Some records:
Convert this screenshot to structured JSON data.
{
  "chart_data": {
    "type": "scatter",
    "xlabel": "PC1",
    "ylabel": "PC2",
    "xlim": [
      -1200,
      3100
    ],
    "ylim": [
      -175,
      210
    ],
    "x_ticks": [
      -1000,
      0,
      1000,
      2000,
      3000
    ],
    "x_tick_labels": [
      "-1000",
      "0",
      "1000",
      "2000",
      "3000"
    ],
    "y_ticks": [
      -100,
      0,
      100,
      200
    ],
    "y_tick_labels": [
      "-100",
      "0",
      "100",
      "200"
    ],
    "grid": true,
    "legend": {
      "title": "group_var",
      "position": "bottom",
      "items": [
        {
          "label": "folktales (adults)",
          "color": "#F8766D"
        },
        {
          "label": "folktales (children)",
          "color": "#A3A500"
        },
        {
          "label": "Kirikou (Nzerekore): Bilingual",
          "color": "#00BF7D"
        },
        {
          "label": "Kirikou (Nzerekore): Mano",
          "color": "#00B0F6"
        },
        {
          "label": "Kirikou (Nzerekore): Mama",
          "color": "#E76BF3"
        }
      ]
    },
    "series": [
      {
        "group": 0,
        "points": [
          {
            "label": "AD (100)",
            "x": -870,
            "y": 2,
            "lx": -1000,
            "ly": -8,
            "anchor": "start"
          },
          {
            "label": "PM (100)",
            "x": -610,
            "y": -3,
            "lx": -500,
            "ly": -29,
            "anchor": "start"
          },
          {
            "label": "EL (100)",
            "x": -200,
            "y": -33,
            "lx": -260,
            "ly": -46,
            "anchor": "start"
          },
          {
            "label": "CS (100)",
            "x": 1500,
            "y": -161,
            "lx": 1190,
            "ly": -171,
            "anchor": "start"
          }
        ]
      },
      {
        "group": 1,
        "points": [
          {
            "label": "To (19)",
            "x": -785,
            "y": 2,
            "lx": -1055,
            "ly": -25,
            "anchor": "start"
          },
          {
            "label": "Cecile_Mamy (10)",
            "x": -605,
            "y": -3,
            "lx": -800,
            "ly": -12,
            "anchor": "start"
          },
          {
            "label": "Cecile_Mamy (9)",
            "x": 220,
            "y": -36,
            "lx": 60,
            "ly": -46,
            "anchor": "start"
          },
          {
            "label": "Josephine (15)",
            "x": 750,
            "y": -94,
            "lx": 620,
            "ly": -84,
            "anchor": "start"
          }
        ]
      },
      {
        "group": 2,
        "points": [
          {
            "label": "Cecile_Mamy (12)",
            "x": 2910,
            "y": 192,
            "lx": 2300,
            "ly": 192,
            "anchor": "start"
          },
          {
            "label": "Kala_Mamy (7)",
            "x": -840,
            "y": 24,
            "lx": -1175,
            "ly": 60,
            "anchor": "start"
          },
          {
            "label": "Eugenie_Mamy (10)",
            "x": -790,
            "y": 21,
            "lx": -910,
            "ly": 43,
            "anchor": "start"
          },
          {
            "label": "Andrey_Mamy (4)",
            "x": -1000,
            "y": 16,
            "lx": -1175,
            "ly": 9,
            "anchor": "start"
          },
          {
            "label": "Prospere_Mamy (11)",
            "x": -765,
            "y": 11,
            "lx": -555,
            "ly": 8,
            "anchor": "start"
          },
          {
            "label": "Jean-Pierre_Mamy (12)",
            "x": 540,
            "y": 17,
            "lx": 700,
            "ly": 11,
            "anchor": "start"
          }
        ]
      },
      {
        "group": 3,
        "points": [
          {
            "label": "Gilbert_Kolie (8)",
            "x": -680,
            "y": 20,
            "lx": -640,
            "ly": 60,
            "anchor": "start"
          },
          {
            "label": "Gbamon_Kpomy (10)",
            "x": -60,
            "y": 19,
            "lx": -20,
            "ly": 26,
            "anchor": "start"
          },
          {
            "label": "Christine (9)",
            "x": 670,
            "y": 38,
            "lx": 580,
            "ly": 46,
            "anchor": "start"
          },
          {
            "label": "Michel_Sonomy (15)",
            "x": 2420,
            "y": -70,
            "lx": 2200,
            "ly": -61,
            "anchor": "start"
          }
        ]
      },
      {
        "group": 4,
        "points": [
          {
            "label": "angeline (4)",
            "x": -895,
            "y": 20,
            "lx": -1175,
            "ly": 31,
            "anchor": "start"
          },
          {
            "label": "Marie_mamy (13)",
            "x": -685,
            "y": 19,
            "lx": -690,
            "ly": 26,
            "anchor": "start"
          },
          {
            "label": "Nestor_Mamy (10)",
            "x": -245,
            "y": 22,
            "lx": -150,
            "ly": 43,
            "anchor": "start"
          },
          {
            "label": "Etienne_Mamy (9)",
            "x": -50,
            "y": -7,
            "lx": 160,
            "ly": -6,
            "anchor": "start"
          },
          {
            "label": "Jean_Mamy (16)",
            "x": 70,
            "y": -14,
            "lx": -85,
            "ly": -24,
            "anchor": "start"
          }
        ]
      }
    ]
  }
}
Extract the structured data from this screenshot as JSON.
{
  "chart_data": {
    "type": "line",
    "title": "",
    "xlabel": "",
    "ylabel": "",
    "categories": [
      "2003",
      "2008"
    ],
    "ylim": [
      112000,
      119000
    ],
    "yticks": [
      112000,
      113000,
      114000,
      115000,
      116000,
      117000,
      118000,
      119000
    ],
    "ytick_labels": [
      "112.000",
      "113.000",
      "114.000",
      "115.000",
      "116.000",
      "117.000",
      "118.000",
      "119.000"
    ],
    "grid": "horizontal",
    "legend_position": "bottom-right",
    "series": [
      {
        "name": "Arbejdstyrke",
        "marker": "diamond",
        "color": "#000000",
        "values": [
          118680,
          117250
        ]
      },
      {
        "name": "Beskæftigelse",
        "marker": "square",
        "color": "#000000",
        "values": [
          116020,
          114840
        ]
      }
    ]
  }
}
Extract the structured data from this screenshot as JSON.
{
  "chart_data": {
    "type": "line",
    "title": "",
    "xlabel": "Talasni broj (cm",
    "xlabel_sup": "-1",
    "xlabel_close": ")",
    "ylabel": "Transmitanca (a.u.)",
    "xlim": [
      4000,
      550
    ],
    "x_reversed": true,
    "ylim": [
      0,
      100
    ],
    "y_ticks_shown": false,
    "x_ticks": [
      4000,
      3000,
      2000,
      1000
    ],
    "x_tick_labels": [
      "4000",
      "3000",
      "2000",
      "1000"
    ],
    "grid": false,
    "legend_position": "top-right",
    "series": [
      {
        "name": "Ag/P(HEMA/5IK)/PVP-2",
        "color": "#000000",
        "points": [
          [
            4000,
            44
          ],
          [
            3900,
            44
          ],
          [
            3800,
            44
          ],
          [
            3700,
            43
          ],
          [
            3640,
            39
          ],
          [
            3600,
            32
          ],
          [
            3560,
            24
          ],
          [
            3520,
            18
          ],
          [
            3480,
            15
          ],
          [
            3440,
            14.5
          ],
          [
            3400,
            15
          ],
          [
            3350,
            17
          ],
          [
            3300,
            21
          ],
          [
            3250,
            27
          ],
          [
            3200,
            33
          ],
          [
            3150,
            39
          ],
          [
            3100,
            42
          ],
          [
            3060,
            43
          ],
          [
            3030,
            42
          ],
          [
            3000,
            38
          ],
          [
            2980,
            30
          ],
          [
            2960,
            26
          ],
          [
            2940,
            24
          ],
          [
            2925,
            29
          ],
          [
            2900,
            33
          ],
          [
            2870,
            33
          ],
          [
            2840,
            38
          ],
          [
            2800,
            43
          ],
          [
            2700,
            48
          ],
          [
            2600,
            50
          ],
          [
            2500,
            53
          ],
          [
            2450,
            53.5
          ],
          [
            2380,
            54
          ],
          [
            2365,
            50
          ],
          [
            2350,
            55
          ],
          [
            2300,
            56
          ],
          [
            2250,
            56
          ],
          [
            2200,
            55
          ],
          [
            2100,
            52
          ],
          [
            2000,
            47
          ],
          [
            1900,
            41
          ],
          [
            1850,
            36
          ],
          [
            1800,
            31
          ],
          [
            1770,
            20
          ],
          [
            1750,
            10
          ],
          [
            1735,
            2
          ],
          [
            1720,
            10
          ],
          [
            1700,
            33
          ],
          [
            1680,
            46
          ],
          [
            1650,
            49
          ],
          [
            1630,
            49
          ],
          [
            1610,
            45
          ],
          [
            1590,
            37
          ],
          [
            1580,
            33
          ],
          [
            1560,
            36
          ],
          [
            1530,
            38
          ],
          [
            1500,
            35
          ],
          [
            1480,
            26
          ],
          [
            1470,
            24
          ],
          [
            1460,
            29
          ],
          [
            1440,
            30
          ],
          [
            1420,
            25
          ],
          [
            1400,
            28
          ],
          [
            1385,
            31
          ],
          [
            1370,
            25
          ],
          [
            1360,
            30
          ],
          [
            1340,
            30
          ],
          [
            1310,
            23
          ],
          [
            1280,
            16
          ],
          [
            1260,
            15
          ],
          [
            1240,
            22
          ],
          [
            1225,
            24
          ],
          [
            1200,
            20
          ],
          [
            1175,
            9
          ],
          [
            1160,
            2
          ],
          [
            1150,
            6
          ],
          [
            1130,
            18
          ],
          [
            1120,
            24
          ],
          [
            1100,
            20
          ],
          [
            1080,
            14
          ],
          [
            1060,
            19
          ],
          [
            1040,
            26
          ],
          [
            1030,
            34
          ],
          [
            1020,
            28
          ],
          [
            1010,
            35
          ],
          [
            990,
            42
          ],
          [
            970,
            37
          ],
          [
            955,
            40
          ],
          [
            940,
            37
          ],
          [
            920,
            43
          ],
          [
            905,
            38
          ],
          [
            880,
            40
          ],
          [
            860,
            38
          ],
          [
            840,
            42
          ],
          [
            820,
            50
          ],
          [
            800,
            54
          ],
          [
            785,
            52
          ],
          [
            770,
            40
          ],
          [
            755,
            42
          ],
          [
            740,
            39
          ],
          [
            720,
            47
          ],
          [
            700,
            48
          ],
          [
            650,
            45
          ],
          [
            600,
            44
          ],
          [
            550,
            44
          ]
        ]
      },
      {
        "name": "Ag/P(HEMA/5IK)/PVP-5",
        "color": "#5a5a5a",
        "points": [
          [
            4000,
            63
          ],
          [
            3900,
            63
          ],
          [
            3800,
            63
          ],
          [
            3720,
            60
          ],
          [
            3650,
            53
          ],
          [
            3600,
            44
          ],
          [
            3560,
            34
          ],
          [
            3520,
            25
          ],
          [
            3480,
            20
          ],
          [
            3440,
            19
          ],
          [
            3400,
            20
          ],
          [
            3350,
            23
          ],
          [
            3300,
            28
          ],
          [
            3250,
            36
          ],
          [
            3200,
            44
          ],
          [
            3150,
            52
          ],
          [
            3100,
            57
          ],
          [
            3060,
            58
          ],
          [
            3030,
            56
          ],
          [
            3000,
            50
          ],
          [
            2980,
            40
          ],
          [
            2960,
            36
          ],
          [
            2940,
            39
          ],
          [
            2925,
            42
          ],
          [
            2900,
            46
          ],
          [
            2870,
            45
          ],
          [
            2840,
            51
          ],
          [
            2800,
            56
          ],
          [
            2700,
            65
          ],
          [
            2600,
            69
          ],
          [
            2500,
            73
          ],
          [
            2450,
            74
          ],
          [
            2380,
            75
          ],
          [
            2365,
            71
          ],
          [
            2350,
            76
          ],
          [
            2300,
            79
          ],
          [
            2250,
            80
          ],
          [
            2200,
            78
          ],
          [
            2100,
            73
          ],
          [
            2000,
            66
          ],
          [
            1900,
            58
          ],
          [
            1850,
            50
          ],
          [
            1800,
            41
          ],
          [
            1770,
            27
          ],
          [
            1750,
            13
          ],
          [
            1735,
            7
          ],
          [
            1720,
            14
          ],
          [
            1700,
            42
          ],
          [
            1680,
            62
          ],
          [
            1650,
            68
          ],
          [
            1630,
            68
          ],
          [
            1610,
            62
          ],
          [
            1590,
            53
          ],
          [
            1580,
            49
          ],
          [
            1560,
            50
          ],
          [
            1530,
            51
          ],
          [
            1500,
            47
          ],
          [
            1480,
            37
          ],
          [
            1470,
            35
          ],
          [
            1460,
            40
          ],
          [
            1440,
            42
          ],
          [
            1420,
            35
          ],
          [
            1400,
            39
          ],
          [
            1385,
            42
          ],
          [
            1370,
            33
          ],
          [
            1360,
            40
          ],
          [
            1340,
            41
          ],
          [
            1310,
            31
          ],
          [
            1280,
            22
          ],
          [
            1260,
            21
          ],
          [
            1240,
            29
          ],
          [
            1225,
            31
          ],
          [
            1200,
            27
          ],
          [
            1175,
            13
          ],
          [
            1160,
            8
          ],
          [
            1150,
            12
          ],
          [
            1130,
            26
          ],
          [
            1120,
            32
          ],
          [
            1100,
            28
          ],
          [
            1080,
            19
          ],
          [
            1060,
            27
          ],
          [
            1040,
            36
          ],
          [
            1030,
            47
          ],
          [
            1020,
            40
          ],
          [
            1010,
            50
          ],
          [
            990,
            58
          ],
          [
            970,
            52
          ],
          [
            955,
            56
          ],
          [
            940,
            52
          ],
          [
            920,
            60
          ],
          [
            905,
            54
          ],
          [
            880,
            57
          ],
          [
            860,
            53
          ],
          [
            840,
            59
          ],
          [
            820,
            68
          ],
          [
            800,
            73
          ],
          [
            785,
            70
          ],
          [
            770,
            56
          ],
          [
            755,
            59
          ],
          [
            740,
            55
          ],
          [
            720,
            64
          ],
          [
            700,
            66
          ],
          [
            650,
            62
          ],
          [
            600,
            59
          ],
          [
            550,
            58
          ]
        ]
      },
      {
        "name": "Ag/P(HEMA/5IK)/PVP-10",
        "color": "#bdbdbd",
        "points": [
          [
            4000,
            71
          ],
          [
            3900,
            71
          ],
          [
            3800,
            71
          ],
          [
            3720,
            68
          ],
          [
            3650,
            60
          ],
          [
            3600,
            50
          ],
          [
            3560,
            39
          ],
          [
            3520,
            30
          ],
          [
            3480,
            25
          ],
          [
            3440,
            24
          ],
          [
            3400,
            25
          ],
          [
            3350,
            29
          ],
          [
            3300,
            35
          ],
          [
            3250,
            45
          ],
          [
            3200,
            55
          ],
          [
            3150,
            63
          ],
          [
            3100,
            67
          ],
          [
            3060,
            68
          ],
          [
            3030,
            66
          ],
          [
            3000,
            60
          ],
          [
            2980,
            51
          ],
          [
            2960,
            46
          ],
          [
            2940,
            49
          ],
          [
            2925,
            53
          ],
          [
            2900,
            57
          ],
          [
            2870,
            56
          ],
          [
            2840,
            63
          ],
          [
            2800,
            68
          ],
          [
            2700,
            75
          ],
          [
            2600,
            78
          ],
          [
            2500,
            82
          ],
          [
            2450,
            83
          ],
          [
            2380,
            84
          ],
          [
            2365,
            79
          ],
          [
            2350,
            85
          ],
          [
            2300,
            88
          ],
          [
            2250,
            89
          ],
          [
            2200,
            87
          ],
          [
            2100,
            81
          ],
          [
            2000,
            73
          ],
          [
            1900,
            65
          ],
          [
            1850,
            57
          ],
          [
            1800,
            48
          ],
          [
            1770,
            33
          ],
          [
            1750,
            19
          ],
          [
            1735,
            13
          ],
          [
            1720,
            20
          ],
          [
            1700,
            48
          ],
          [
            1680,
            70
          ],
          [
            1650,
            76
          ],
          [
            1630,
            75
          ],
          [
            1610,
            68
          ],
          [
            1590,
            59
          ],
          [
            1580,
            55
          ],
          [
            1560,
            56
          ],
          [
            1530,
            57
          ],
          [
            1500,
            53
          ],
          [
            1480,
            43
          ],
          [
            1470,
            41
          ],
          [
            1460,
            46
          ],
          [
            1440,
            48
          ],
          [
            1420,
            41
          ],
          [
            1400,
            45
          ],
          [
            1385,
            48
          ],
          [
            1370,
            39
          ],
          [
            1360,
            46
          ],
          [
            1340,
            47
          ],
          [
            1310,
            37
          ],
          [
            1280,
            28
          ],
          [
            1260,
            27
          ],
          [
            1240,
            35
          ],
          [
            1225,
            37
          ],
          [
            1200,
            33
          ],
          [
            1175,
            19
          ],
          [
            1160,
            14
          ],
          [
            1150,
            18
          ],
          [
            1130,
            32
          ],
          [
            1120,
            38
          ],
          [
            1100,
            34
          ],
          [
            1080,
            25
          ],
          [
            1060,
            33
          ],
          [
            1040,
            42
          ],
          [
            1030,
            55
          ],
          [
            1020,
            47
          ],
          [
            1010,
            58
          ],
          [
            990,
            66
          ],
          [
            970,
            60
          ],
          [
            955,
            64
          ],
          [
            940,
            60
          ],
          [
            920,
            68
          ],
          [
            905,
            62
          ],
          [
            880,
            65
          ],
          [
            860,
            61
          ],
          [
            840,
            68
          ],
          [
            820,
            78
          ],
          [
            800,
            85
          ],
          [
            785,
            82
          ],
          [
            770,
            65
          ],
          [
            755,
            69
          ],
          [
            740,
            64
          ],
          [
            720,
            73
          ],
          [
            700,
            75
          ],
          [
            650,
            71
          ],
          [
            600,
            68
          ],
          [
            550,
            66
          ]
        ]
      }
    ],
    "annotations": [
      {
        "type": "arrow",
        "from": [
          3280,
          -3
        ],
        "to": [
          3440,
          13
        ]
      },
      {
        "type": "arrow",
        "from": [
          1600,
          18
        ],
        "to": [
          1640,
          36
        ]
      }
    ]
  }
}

> What is required:
Compute how many lines include the string "Kirikou", then give that number by itself.

> Final result:
3